### Problem requirements
Filter the records below down to lines containing "KRIs".

╭─ Supplied entries

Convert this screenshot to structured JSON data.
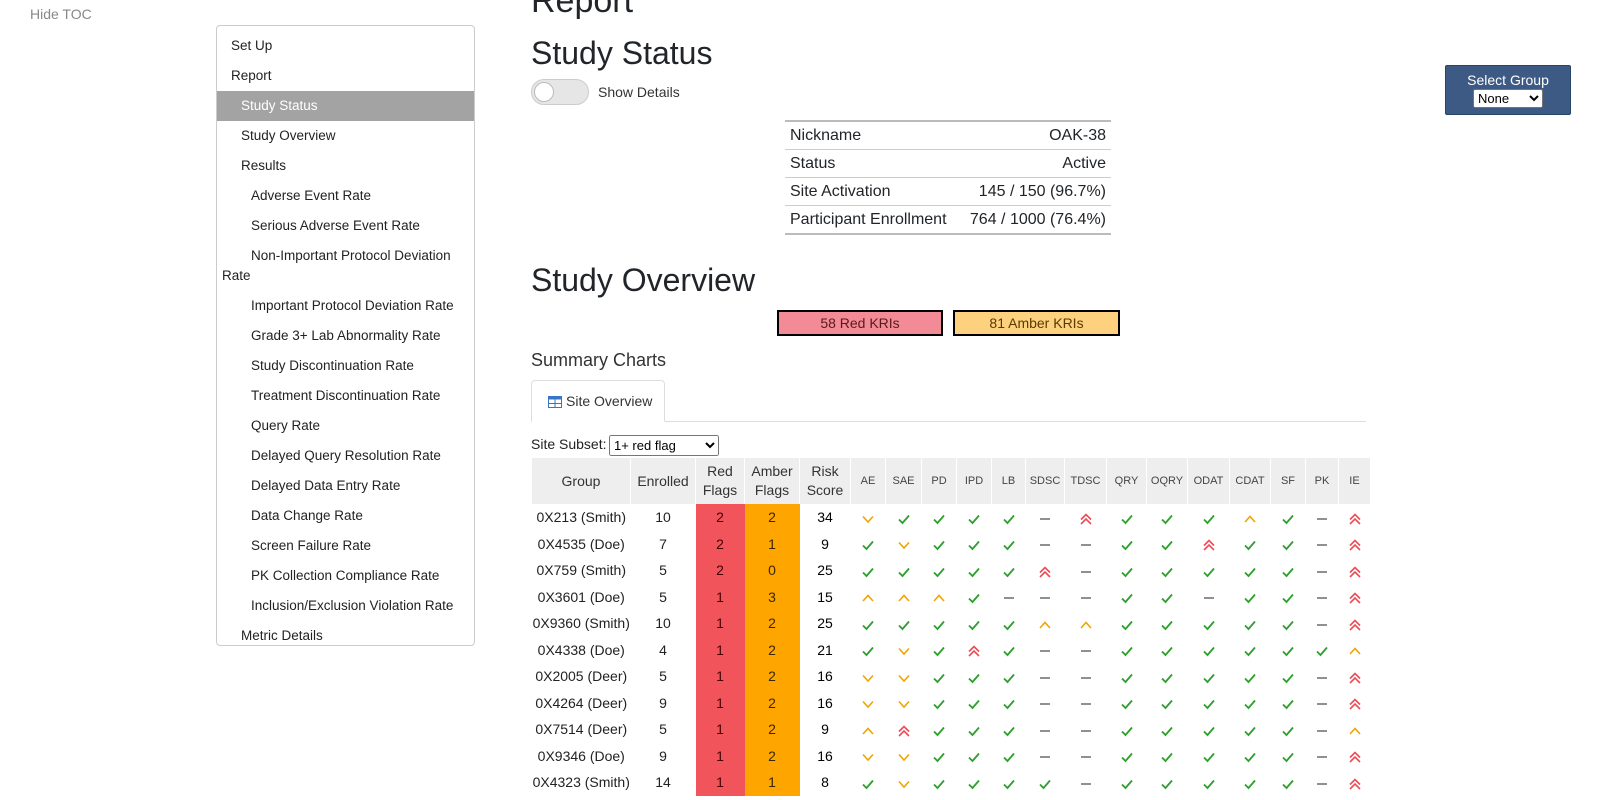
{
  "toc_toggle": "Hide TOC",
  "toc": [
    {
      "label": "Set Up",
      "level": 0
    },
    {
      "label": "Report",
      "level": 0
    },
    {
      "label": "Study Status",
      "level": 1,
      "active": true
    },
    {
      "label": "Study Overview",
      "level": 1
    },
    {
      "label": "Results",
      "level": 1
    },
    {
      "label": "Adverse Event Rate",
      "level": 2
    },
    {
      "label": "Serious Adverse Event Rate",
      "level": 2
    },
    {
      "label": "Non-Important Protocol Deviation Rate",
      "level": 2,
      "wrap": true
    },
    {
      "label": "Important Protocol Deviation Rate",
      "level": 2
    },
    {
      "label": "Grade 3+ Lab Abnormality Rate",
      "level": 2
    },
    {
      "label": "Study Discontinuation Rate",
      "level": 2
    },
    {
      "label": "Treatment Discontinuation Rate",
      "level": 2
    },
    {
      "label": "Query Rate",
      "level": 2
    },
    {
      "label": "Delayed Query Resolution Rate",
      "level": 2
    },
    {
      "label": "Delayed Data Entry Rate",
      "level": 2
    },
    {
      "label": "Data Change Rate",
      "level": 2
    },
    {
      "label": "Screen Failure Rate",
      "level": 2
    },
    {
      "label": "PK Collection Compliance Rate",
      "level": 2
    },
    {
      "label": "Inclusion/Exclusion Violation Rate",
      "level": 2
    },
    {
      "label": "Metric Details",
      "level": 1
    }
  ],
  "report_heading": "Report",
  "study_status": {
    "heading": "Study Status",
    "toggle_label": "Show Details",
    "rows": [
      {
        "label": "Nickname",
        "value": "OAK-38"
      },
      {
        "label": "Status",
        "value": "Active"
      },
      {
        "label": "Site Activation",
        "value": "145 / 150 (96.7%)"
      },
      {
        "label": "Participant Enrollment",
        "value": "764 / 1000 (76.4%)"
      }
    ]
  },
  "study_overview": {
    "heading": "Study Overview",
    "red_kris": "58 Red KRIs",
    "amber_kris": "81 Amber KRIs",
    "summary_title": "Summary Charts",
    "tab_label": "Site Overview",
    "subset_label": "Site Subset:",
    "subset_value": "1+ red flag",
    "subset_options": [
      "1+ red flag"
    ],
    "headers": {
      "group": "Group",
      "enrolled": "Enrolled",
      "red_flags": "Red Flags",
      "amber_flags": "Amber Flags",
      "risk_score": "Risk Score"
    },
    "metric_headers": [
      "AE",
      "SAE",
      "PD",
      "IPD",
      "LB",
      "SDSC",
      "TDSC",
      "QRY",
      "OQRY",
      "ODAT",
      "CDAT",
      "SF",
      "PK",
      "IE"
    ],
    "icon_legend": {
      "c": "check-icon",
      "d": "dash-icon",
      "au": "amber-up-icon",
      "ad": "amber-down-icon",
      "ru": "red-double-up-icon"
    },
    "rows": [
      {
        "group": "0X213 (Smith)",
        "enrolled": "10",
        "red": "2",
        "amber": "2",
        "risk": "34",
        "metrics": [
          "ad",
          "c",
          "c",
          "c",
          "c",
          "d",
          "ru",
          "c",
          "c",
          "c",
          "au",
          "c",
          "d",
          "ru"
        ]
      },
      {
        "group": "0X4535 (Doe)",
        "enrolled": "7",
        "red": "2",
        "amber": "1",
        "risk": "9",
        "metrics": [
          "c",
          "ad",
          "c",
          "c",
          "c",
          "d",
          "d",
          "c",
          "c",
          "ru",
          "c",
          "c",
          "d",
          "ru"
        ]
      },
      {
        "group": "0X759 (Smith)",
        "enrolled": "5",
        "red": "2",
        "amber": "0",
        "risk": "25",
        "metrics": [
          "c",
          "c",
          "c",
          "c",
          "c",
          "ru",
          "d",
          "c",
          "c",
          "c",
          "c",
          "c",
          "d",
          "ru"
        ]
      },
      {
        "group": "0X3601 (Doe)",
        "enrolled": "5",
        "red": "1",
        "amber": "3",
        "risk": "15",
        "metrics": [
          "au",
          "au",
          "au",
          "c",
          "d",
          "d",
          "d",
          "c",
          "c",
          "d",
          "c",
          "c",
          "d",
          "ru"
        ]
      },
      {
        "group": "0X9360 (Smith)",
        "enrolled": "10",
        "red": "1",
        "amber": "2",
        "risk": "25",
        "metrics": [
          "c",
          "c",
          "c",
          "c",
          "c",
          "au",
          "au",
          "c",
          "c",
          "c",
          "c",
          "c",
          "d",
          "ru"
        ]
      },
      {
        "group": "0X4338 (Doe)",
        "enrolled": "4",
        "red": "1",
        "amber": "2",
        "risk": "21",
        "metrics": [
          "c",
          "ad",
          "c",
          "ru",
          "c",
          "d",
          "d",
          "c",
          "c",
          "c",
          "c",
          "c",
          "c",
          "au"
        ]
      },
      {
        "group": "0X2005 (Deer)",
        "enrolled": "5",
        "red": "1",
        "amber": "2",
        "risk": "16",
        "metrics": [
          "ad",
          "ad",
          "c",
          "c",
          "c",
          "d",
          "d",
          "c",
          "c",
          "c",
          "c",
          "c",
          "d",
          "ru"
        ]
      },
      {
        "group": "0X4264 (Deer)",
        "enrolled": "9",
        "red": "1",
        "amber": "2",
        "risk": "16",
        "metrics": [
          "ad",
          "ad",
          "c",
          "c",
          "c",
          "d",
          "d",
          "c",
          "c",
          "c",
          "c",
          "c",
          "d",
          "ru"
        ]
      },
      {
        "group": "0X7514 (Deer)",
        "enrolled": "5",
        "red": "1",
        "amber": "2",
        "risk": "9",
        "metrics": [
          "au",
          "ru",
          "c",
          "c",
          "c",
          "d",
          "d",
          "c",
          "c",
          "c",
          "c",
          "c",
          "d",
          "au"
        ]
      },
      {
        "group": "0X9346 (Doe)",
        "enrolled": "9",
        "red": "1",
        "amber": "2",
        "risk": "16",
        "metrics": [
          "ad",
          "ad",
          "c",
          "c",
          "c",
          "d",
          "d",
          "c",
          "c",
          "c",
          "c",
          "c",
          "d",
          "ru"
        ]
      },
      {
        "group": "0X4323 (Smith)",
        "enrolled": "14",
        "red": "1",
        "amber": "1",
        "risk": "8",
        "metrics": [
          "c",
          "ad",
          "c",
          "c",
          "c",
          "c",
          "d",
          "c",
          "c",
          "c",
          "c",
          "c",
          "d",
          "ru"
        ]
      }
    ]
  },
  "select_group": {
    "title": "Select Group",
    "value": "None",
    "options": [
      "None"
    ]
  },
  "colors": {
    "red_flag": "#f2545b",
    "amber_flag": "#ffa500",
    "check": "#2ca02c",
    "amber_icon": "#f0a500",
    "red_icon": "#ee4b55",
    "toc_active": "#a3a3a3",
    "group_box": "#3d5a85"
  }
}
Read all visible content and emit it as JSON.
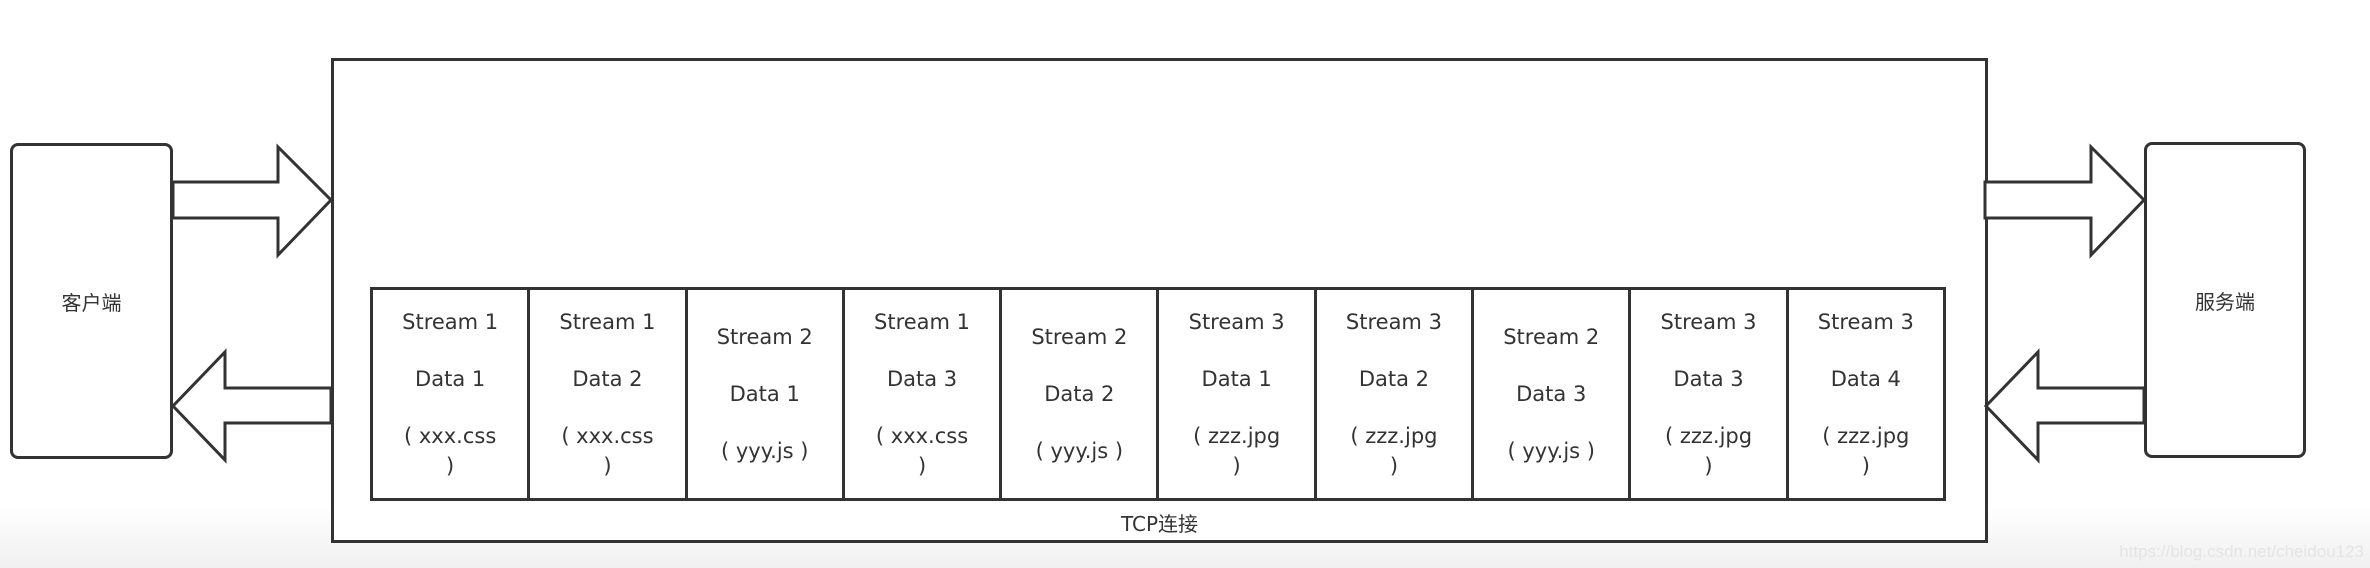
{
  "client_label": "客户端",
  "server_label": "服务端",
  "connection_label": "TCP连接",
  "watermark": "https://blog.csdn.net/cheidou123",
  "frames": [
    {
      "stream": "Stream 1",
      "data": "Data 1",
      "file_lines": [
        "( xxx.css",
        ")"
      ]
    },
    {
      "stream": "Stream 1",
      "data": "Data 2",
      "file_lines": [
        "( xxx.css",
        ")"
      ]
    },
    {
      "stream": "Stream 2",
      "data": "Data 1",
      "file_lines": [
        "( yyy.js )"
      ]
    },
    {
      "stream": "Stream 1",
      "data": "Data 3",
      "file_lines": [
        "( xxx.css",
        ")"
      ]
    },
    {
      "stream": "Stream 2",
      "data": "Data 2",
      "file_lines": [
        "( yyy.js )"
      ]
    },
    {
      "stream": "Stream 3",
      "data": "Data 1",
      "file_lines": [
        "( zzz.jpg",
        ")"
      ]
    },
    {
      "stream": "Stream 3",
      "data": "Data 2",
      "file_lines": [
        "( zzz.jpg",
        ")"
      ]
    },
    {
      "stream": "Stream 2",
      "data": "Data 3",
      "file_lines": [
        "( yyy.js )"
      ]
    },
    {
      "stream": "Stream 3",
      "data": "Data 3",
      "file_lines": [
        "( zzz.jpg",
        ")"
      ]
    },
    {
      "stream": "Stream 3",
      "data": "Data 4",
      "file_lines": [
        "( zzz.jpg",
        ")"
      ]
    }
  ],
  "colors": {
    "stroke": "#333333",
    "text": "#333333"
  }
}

╰─

### Solution to the exercise
    "red_kris": "58 Red KRIs",
    "amber_kris": "81 Amber KRIs",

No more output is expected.